### Direction
Your task is to extract the lines from the one holding "Give me a plain-text" through the end of the material. Set them down exactly and add nothing.

### Provided entries
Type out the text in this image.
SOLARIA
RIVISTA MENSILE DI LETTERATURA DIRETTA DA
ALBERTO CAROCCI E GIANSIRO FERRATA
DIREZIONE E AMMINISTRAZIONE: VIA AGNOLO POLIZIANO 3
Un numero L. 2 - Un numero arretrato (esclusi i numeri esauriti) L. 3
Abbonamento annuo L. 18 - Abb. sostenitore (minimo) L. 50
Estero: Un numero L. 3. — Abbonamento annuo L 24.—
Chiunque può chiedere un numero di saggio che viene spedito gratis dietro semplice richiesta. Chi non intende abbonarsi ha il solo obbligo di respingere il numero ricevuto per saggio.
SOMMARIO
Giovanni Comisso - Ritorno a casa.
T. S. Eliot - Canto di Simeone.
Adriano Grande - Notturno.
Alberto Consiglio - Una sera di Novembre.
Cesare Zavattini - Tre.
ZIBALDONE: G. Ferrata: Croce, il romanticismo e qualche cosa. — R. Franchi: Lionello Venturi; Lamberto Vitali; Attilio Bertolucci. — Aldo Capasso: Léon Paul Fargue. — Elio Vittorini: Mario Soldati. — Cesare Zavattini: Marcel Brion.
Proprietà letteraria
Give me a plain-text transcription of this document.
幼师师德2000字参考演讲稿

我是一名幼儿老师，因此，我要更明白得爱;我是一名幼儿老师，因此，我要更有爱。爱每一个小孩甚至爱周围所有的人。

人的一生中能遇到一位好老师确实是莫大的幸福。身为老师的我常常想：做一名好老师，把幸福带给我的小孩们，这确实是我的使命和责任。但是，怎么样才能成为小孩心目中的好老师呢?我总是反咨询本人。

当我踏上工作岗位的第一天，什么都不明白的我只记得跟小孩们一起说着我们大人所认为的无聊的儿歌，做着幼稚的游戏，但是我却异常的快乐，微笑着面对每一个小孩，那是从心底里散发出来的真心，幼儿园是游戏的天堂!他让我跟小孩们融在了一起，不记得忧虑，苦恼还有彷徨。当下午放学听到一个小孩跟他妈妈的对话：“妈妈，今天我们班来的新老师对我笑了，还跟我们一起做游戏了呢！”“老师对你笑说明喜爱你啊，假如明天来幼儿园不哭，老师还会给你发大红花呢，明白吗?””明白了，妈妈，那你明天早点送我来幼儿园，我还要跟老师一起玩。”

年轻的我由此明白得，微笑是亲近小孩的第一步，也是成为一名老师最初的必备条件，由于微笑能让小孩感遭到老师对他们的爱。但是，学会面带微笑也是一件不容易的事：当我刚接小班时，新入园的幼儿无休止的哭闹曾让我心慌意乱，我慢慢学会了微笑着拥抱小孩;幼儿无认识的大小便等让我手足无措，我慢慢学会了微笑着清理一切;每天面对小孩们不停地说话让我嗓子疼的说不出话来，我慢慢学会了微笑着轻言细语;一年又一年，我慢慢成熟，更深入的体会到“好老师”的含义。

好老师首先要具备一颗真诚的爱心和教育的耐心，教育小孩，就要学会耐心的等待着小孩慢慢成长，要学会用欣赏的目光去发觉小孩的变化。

### Result
Give me a plain-text transcription of this document.
幼师师德2000字参考演讲稿

我是一名幼儿老师，因此，我要更明白得爱;我是一名幼儿老师，因此，我要更有爱。爱每一个小孩甚至爱周围所有的人。

人的一生中能遇到一位好老师确实是莫大的幸福。身为老师的我常常想：做一名好老师，把幸福带给我的小孩们，这确实是我的使命和责任。但是，怎么样才能成为小孩心目中的好老师呢?我总是反咨询本人。

当我踏上工作岗位的第一天，什么都不明白的我只记得跟小孩们一起说着我们大人所认为的无聊的儿歌，做着幼稚的游戏，但是我却异常的快乐，微笑着面对每一个小孩，那是从心底里散发出来的真心，幼儿园是游戏的天堂!他让我跟小孩们融在了一起，不记得忧虑，苦恼还有彷徨。当下午放学听到一个小孩跟他妈妈的对话：“妈妈，今天我们班来的新老师对我笑了，还跟我们一起做游戏了呢！”“老师对你笑说明喜爱你啊，假如明天来幼儿园不哭，老师还会给你发大红花呢，明白吗?””明白了，妈妈，那你明天早点送我来幼儿园，我还要跟老师一起玩。”

年轻的我由此明白得，微笑是亲近小孩的第一步，也是成为一名老师最初的必备条件，由于微笑能让小孩感遭到老师对他们的爱。但是，学会面带微笑也是一件不容易的事：当我刚接小班时，新入园的幼儿无休止的哭闹曾让我心慌意乱，我慢慢学会了微笑着拥抱小孩;幼儿无认识的大小便等让我手足无措，我慢慢学会了微笑着清理一切;每天面对小孩们不停地说话让我嗓子疼的说不出话来，我慢慢学会了微笑着轻言细语;一年又一年，我慢慢成熟，更深入的体会到“好老师”的含义。

好老师首先要具备一颗真诚的爱心和教育的耐心，教育小孩，就要学会耐心的等待着小孩慢慢成长，要学会用欣赏的目光去发觉小孩的变化。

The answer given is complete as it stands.